======== 学習用テキスト ========

グラフ23〜25が「Borderlands 3」の結果だ。
ここでも,1920×1080ドットではCPUが足かせになってフレームレートが頭打ちになっている。そこで,2560×1440ドット以上の解像度を見ていくと,BalancedとRTX 3080との差は7〜13%程度となり,3DMarkなどと似た傾向となった。ただ,やはりExtreme PerformanceはBalancedに明確な差を付けておらず,あまり有用性を感じない。だが,SilentはBalancedからそれほどフレームレートが落ちておらず,RTX 3080を安定して上回った。
グラフ26は「ファイナルファンタジーXIV: 漆黒のヴィランズ ベンチマーク」(以下,FFXIV漆黒のヴィランズ ベンチ)の総合スコアをまとめたものだ。
同ベンチマークはCPU性能の影響も大きいため,Balancedは1920×1080ドットと2560×1440ドットでは,RTX 3080を引き離せていない。だが,3840×2160ドットにもなると,RTX 3080に約13%と上位モデルらしい性能を発揮した。Extreme Performanceは,同じく3840×2160ドットでBalancedから約4%高いスコアを残し,今回で唯一の1万7000台にまで達している。だが,CPU性能がネックとなり,SilentはRTX 3080にまったく届かない結果となってしまっている。
そんなFFXIV漆黒のヴィランズ ベンチにおける平均フレームレートと最小フレームレートをまとめたものがグラフ27〜29だ。
平均フレームレートは,総合スコアを踏襲した形となった。一方,最小フレームレートはCPU性能に拠るところが大きいのだが,BalancedはRTX 3080と比べて,3840×2160ドットで約15%も向上している点は立派の一言。
グラフ30〜32は,「PROJECT CARS 2」の結果をまとめたものだ。
やはり,1920×1080ドットではCPUがボトルネックになるようで,平均フレームレートは丸まりつつある。そこで,2560×1440ドット以上に目を移すと,BalancedとRTX 3080との平均フレームレートの差は4〜14%程度と,おおむねこれまでの傾向と似た結果となった。Extreme Performanceは,Balancedから平均フレームレートを3〜5%ほど伸ばしている。またSilentは,CPU性能がネックとなるため平均フレームレートは伸び悩んでRTX 3080を下回り,3840×2160ドットで並ぶのがやっとという結果になっている。
消費電力は相応に大きめ
GPUクーラーのTRI FROZR 2Sの冷却性能は優秀
さて,MSI RTX 3090 SUPRIM Xは8ピンのPCIe補助電源コネクタを3基搭載していることに加えて,動作クロックが引き上げられていることもあり,実際の消費電力はどの程度なのか気になるところだ。そこで今回は,NVIDIAが開発した消費電力計測ツール「PCAT」(Power Capture Analysis Tool)を用いて,グラフィックスカード自体の消費電力を計測してみたい。

========

[取り組む課題]
a – 本文について、次の問いに答えてください。
(i) 「Borderlands 3」で、2560×1440ドット以上の解像度におけるBalancedとRTX 3080との差はどの程度か。
(ii) FFXIV漆黒のヴィランズ ベンチの3840×2160ドットで、Extreme PerformanceはBalancedより約何%高いスコアを残したか。
(iii) グラフィックスカード自体の消費電力の計測に用いるツールは何か。
b – 本文のうち「グラフ23〜25が「Borderlands 3」の結果だ。」から「漆黒のヴィランズ ベンチマーク」(以下,FFXIV漆黒のヴィランズ ベンチ)の総合スコアをまとめたものだ。」までの部分を、両端の語句も含めて一字一句変えずに返してください。
c – 本文の内容を2文で要約してください。
ここで示す項目は、この作業にはまったく関係しません。

======== 提供された項目 ========

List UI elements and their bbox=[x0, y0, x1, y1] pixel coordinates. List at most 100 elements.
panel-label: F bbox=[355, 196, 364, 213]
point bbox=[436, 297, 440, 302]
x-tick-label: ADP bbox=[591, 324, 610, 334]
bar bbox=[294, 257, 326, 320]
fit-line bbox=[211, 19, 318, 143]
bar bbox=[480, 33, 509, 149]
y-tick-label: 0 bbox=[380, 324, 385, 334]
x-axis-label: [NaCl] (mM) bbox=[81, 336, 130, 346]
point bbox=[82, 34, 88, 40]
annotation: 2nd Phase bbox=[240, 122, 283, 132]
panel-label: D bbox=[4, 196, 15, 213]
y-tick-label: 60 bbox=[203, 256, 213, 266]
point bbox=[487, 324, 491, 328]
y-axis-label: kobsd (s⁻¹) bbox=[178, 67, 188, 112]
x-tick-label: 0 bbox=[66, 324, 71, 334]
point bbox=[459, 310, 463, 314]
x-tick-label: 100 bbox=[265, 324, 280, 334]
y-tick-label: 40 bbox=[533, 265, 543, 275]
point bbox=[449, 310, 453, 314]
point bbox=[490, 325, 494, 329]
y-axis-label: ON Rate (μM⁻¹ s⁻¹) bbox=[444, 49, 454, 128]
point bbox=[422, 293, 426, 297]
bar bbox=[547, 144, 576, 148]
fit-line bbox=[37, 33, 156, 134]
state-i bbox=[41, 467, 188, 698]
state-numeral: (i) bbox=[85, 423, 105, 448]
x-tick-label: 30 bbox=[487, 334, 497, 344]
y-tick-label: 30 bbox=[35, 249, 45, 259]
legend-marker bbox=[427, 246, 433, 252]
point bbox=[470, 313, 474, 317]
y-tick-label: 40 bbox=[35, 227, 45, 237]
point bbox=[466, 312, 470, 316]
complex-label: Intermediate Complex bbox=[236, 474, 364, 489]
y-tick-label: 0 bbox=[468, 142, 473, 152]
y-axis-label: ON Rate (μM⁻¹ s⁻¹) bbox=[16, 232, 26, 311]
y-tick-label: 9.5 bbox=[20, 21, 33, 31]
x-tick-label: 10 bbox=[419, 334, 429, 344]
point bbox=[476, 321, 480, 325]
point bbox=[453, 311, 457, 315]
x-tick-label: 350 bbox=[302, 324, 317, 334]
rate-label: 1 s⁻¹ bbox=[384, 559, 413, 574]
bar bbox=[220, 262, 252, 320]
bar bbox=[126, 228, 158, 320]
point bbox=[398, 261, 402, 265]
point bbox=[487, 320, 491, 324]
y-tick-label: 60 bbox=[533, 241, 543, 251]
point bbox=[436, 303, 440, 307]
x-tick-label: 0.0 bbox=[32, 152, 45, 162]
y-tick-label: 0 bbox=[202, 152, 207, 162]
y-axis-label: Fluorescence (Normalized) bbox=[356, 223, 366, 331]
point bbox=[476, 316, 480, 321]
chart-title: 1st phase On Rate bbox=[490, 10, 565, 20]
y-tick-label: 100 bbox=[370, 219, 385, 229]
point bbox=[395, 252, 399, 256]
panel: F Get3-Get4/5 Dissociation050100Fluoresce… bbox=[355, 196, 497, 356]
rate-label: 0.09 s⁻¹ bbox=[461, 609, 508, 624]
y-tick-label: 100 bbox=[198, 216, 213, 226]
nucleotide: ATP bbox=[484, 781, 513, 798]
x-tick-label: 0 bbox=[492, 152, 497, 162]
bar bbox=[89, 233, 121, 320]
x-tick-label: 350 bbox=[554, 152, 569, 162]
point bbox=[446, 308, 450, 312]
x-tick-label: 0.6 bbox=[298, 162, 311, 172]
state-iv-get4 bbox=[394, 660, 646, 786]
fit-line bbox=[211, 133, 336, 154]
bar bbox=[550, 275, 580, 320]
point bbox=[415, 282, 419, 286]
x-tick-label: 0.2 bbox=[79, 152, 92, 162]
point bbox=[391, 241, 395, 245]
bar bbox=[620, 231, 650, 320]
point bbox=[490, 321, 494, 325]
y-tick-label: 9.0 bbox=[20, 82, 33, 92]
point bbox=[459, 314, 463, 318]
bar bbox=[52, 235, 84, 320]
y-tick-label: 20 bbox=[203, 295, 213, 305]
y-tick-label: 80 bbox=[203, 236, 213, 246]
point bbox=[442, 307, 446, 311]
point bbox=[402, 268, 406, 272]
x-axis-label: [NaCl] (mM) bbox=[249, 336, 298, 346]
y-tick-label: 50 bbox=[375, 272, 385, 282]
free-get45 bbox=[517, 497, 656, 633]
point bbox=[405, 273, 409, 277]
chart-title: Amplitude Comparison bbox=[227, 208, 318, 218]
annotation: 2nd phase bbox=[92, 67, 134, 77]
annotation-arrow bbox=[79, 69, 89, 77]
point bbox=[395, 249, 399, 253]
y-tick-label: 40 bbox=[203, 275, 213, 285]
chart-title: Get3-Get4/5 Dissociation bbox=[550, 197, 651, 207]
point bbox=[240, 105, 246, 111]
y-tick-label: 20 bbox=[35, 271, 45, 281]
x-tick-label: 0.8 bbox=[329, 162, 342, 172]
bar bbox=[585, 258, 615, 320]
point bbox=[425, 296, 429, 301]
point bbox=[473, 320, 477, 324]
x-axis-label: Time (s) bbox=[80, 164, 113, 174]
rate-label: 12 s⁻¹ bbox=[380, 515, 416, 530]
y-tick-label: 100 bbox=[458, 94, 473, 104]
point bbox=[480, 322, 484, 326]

========

[各課題の解答]
a –
(i) 7〜13%程度
(ii) 約4%
(iii) NVIDIAが開発した消費電力計測ツール「PCAT」（Power Capture Analysis Tool）

b –
グラフ23〜25が「Borderlands 3」の結果だ。
ここでも,1920×1080ドットではCPUが足かせになってフレームレートが頭打ちになっている。そこで,2560×1440ドット以上の解像度を見ていくと,BalancedとRTX 3080との差は7〜13%程度となり,3DMarkなどと似た傾向となった。ただ,やはりExtreme PerformanceはBalancedに明確な差を付けておらず,あまり有用性を感じない。だが,SilentはBalancedからそれほどフレームレートが落ちておらず,RTX 3080を安定して上回った。
グラフ26は「ファイナルファンタジーXIV: 漆黒のヴィランズ ベンチマーク」(以下,FFXIV漆黒のヴィランズ ベンチ)の総合スコアをまとめたものだ。

c – 「Borderlands 3」と「PROJECT CARS 2」では、1920×1080ドットでCPUがボトルネックになる一方、2560×1440ドット以上でBalancedとRTX 3080との差がそれぞれ7〜13%程度、4〜14%程度となり、FFXIV漆黒のヴィランズ ベンチでも3840×2160ドットで総合スコアがRTX 3080より約13%高かった。続いて、8ピンのPCIe補助電源コネクタを3基搭載し動作クロックも引き上げられたMSI RTX 3090 SUPRIM Xについて、NVIDIAの計測ツール「PCAT」を用いてグラフィックスカード自体の消費電力を計測する。